◆ EXERCISE INSTRUCTIONS
Tally the lines below that contain the word "analysis", and give only that number.

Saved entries
◆ ◆ ◆ ◆

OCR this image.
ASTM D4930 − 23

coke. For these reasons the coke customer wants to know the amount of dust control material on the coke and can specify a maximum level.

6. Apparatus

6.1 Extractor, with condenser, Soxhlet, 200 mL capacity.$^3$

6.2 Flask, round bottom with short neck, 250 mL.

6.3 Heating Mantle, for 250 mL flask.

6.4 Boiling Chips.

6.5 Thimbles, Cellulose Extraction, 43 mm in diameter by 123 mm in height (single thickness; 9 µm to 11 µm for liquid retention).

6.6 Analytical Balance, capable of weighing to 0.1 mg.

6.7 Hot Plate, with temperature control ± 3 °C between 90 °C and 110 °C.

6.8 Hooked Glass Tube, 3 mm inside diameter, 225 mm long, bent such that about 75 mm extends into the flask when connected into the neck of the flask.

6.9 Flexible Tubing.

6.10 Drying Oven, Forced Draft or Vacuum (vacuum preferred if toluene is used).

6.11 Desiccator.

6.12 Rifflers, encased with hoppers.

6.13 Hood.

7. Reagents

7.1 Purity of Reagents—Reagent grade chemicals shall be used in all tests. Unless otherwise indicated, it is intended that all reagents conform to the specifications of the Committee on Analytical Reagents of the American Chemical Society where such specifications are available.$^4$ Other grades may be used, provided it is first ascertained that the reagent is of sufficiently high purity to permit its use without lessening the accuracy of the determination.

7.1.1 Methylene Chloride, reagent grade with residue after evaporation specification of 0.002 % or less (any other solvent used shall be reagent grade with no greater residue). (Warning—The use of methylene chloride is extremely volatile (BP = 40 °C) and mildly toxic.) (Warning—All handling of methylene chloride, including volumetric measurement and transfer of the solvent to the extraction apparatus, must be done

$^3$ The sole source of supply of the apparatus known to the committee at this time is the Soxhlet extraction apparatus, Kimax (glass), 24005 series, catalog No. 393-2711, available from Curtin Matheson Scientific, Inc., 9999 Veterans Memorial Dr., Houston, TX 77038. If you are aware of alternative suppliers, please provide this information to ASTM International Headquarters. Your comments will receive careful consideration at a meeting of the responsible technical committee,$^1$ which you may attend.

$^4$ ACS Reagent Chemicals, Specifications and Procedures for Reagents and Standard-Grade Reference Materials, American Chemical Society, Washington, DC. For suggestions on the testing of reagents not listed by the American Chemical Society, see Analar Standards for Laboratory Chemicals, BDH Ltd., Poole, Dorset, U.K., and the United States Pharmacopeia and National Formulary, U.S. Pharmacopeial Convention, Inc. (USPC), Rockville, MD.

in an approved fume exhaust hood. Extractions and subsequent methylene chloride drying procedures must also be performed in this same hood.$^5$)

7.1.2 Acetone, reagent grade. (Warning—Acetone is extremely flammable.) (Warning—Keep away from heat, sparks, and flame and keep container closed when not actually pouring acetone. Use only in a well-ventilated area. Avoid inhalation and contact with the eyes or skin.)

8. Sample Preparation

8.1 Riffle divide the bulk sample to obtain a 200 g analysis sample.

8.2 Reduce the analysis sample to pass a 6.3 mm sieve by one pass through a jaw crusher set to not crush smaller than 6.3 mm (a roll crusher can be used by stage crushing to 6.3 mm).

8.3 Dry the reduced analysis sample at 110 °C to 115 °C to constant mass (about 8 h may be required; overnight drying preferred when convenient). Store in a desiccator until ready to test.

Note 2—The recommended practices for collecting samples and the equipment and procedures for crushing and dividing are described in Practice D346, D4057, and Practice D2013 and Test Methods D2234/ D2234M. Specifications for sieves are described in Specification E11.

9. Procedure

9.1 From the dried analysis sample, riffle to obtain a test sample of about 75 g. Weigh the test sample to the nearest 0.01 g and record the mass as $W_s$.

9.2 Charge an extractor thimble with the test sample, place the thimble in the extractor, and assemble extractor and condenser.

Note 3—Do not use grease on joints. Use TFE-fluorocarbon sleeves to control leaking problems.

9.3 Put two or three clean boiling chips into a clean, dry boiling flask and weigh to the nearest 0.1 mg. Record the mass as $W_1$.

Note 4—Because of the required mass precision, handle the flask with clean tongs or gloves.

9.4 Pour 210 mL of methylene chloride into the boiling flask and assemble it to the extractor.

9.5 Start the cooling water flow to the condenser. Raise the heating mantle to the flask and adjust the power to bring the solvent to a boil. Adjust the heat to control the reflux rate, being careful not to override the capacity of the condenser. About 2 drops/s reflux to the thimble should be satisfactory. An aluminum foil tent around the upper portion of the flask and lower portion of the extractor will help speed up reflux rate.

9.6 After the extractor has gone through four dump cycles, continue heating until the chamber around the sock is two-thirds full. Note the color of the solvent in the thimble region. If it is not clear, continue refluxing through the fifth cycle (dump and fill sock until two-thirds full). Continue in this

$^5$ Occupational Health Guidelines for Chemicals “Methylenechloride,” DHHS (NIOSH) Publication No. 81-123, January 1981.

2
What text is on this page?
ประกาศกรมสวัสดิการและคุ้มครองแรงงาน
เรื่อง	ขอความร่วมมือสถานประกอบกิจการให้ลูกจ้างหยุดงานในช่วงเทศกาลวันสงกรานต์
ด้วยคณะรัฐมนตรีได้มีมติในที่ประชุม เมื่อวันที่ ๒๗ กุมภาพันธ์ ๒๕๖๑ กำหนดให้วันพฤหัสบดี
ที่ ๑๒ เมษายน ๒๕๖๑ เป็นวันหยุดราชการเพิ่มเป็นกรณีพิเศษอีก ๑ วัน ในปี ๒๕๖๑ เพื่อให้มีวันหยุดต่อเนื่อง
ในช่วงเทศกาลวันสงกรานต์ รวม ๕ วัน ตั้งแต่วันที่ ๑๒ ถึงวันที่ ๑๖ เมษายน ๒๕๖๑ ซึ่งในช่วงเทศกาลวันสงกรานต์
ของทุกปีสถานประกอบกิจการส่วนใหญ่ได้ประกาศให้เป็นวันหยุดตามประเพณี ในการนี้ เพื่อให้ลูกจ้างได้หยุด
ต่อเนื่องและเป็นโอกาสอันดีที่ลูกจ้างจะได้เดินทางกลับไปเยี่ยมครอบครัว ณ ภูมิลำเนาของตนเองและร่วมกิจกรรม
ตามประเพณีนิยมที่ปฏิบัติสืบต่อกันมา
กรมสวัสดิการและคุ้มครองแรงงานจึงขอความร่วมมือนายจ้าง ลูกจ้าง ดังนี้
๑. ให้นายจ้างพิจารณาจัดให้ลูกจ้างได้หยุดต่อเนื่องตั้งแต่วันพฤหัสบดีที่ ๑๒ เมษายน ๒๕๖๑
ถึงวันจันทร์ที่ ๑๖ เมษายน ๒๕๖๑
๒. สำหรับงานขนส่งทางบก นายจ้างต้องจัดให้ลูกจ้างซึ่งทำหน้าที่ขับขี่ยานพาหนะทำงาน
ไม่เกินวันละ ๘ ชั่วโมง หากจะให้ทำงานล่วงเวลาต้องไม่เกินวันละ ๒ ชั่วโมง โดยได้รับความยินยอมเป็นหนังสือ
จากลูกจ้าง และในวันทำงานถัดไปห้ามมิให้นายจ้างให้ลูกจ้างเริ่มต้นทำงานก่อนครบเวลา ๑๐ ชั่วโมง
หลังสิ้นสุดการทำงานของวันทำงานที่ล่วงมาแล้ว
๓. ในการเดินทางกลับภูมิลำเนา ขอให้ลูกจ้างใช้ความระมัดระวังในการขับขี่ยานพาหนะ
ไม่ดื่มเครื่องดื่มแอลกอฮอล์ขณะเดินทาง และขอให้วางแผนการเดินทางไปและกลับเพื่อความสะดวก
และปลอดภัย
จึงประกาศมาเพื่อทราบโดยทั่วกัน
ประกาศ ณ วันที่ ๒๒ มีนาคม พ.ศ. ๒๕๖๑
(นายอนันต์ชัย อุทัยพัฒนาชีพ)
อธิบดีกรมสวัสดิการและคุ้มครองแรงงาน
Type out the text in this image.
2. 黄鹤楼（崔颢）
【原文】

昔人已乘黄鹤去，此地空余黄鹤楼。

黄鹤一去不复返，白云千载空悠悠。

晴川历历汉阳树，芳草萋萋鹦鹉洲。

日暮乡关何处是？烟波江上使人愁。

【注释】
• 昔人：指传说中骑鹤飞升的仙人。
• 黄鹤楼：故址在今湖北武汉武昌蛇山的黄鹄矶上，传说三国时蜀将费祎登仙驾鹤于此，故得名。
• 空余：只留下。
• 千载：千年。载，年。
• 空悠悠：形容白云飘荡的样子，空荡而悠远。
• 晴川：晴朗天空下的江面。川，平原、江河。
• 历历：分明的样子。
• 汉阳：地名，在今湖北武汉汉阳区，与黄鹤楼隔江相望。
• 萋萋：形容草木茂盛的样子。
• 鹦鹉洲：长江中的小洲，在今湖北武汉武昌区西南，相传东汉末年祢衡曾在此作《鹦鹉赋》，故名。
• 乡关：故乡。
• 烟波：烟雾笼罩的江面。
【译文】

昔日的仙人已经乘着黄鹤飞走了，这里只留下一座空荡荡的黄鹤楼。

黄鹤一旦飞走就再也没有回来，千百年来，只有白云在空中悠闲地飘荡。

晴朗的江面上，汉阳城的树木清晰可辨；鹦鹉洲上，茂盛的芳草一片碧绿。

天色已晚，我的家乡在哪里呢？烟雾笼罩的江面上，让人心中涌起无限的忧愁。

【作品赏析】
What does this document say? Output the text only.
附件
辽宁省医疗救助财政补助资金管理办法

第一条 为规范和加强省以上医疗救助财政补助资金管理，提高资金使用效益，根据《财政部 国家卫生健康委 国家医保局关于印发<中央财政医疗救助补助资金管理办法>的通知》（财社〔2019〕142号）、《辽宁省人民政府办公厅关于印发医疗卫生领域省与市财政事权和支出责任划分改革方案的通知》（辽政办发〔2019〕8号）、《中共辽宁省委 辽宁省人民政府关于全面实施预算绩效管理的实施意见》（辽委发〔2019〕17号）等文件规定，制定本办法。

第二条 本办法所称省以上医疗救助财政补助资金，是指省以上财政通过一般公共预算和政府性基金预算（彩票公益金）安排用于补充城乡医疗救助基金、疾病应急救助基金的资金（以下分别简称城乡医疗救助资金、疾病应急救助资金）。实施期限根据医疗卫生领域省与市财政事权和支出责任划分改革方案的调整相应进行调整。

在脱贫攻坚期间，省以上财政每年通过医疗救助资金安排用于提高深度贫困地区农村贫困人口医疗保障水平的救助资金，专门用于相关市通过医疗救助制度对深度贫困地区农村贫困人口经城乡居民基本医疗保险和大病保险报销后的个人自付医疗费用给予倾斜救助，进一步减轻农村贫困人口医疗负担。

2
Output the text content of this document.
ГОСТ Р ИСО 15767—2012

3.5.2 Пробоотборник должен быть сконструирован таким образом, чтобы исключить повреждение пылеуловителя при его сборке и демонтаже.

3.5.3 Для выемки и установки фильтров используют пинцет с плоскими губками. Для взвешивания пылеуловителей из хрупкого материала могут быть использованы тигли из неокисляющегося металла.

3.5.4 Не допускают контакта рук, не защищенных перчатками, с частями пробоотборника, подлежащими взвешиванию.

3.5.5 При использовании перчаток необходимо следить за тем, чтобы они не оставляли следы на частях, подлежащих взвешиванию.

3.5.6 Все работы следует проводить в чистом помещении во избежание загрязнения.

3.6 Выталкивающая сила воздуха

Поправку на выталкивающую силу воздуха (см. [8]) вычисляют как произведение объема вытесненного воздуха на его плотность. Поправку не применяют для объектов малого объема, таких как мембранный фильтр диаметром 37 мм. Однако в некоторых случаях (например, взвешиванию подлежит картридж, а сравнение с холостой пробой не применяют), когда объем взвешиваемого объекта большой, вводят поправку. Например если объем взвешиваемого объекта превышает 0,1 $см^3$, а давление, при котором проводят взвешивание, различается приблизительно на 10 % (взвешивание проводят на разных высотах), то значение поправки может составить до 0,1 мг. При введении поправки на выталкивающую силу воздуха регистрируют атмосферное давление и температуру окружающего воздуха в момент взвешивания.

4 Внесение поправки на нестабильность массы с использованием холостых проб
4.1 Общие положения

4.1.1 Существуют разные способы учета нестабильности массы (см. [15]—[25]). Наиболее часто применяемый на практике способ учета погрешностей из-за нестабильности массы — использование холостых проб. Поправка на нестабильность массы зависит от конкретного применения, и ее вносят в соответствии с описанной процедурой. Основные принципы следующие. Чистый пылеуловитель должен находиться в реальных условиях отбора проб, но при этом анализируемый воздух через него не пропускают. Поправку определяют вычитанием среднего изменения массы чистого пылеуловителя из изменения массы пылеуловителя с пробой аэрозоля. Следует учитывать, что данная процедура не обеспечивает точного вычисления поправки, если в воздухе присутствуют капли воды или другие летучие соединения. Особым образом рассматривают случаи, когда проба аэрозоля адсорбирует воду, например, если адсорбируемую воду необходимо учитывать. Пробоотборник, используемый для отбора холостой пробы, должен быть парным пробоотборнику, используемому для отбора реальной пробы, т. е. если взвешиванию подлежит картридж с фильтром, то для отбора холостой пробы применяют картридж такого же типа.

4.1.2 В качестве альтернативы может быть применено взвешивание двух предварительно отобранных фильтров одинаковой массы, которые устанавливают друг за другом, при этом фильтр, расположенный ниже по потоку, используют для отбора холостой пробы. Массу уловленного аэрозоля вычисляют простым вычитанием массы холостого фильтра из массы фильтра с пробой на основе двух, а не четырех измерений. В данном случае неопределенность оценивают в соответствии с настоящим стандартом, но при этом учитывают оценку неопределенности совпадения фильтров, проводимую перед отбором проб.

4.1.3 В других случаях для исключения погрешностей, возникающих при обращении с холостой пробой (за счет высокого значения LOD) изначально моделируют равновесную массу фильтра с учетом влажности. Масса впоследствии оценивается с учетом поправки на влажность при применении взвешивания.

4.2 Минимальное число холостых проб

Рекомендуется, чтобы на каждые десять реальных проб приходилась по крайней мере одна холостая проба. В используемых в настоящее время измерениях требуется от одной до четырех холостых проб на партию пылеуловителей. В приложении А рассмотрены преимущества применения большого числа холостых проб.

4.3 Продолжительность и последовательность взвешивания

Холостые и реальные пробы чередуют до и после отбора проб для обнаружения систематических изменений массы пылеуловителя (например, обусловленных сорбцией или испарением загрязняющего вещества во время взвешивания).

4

◆ ◆ ◆ ◆

◆ ANSWER TO THE TASK
4